Task brief: Every line below that contains "FFFFFF" is to be copied.

Data listing:
* START *
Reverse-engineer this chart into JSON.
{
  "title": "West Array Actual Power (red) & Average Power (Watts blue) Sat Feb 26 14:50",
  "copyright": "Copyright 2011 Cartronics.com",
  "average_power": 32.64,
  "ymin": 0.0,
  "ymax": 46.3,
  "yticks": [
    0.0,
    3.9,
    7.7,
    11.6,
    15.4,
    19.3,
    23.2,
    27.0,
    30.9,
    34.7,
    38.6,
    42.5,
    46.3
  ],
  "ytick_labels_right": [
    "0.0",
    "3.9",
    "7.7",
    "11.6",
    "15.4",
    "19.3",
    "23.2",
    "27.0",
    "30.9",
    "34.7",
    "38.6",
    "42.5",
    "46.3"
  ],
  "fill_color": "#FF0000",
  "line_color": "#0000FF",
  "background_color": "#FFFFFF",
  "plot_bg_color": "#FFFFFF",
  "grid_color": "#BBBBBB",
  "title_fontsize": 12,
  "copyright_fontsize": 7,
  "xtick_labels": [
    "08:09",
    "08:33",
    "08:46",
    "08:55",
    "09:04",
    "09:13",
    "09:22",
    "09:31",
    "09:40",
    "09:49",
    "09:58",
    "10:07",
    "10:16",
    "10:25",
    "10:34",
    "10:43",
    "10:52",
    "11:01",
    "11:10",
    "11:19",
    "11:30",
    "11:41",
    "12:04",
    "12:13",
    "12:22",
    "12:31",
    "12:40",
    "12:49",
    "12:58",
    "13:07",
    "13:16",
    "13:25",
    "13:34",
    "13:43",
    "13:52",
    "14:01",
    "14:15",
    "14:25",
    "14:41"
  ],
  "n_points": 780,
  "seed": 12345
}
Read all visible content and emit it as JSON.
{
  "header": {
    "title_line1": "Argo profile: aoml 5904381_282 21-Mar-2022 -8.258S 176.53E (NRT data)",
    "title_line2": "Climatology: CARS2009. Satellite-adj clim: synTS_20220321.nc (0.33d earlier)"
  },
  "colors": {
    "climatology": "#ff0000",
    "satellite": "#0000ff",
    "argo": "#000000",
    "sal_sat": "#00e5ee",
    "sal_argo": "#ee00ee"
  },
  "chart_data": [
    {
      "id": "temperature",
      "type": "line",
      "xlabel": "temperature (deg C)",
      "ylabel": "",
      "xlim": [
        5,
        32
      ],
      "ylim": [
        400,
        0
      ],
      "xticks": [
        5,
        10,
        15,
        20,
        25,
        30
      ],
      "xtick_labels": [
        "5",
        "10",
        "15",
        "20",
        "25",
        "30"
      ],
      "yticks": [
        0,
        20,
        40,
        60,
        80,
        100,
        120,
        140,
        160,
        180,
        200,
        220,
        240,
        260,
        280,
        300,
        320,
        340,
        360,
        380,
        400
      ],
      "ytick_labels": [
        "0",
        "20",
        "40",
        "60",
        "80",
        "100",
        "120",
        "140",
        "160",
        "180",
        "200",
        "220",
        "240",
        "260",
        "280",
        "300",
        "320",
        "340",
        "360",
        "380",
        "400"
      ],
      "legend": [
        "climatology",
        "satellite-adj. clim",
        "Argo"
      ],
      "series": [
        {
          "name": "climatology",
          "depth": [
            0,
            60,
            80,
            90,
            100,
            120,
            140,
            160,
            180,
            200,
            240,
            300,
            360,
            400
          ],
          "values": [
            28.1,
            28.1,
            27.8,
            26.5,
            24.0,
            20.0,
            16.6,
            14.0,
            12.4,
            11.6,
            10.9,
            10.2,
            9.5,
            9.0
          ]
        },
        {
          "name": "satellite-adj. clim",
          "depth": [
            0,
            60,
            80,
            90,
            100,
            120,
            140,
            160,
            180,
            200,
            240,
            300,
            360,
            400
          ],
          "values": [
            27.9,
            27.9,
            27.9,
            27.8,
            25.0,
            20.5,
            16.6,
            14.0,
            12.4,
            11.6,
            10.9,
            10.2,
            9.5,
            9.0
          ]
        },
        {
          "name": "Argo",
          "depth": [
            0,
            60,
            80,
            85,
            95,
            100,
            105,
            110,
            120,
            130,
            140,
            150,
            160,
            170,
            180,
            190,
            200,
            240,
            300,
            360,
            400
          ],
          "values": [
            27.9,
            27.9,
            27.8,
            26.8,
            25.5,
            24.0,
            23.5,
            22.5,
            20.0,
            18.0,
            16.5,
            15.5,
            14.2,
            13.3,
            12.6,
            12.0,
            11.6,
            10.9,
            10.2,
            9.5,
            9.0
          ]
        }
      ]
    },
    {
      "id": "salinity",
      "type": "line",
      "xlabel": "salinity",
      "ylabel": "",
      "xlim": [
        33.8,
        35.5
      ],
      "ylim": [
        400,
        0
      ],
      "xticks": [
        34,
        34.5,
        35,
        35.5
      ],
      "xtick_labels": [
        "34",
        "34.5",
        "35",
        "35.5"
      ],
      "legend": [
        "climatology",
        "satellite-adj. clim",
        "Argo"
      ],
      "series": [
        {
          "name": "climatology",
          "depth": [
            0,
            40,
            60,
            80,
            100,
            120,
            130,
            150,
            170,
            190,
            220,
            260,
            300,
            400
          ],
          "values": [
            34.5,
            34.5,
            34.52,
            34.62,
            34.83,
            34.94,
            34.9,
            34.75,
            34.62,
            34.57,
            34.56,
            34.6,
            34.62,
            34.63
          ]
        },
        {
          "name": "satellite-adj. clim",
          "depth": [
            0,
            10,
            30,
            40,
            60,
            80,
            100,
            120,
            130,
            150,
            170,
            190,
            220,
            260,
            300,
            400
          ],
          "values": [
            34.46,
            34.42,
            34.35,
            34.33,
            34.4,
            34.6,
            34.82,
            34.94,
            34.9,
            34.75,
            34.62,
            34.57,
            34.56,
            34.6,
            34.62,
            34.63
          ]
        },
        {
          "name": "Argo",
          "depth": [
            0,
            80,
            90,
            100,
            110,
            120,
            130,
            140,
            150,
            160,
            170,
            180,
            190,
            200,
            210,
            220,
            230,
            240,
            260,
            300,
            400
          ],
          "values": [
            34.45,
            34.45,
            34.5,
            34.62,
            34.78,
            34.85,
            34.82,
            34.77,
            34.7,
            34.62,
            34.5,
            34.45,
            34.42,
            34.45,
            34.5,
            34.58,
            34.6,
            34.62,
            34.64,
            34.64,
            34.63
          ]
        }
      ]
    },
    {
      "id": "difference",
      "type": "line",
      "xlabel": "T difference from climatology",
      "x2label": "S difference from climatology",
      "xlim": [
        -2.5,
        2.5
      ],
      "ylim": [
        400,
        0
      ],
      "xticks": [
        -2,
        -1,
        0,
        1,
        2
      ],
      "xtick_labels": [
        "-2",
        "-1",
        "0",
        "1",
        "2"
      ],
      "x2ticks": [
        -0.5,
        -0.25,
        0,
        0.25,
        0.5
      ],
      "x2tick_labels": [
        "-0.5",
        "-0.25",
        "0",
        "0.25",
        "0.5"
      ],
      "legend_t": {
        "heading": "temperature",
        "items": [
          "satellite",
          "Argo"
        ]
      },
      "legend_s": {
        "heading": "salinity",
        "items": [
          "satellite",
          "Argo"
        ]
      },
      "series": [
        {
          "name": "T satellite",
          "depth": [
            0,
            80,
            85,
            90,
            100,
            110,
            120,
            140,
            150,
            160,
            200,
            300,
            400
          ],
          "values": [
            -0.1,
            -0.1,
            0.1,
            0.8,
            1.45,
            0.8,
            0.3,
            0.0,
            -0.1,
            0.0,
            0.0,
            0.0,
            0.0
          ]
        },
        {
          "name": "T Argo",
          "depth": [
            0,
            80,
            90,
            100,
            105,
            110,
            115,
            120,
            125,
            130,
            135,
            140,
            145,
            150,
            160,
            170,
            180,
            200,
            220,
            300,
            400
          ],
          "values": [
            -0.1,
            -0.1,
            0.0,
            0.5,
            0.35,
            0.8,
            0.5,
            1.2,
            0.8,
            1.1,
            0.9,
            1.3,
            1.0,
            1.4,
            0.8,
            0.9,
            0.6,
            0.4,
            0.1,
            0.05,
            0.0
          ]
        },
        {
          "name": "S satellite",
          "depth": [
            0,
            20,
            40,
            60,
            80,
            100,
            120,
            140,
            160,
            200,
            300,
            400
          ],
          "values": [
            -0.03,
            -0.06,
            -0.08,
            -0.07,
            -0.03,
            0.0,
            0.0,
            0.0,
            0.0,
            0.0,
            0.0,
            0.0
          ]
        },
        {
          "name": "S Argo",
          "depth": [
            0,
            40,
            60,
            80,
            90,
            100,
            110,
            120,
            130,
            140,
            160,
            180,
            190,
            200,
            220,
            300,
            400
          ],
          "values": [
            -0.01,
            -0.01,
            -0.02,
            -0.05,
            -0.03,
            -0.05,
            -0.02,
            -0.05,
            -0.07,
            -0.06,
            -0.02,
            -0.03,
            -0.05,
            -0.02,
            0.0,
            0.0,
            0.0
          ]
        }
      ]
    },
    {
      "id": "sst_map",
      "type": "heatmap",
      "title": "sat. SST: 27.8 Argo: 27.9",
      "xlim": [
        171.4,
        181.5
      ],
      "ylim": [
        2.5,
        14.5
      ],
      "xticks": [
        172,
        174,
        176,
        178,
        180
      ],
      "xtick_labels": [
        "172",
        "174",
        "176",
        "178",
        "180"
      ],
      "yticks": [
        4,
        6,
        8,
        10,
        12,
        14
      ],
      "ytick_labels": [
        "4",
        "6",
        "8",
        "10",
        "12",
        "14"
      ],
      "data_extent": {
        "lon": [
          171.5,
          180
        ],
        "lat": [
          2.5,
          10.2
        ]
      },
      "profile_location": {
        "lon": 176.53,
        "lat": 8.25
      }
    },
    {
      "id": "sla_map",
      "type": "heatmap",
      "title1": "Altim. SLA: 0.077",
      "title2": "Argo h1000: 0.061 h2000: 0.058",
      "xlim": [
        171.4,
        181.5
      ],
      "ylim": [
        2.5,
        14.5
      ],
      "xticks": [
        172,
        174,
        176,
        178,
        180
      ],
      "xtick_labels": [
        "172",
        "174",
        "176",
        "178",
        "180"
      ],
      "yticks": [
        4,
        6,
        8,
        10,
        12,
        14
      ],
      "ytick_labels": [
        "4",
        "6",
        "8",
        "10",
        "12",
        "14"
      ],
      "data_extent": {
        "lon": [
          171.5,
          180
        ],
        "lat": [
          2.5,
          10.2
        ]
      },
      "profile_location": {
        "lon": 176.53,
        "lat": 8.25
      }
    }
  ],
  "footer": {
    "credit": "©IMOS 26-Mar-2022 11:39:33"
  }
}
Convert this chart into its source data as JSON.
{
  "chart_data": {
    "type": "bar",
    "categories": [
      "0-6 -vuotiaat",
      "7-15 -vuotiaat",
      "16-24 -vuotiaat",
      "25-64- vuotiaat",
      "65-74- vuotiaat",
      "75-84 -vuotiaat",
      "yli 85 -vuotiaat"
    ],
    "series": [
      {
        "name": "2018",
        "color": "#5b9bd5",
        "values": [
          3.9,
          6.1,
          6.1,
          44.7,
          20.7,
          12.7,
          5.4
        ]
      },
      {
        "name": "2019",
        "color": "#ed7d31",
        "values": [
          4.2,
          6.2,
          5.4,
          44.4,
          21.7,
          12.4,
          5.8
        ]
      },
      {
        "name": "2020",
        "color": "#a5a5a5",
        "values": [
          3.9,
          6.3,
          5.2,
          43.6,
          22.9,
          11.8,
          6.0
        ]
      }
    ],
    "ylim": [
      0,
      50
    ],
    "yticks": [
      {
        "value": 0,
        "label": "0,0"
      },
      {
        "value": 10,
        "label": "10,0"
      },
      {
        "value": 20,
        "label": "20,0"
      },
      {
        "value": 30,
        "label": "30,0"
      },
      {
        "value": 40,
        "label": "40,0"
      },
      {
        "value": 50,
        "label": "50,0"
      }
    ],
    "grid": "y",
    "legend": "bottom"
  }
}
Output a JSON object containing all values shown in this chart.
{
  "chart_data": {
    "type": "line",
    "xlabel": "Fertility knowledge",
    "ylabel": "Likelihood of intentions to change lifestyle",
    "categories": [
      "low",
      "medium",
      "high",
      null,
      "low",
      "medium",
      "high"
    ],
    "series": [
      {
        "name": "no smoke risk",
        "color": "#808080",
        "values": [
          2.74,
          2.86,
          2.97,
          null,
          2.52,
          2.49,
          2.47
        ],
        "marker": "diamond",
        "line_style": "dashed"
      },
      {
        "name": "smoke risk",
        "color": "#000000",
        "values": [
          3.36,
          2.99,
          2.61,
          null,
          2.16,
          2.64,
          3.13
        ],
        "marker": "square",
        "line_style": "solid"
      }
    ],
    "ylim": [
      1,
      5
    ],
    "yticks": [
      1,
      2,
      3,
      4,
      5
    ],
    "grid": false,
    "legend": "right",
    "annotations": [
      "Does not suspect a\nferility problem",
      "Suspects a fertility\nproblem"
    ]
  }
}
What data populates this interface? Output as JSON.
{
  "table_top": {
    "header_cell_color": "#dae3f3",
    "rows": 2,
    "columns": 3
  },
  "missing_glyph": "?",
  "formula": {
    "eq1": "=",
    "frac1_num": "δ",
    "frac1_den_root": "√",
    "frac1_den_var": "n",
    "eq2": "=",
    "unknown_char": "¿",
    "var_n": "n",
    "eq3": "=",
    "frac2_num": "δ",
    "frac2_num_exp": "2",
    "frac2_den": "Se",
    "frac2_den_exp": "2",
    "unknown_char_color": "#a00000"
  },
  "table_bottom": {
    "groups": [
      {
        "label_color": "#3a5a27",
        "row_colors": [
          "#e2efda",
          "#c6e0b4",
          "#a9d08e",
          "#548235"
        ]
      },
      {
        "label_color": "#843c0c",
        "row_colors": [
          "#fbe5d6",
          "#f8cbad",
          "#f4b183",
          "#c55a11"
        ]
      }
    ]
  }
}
* END *
Result of this task:
  "background_color": "#FFFFFF",
  "plot_bg_color": "#FFFFFF",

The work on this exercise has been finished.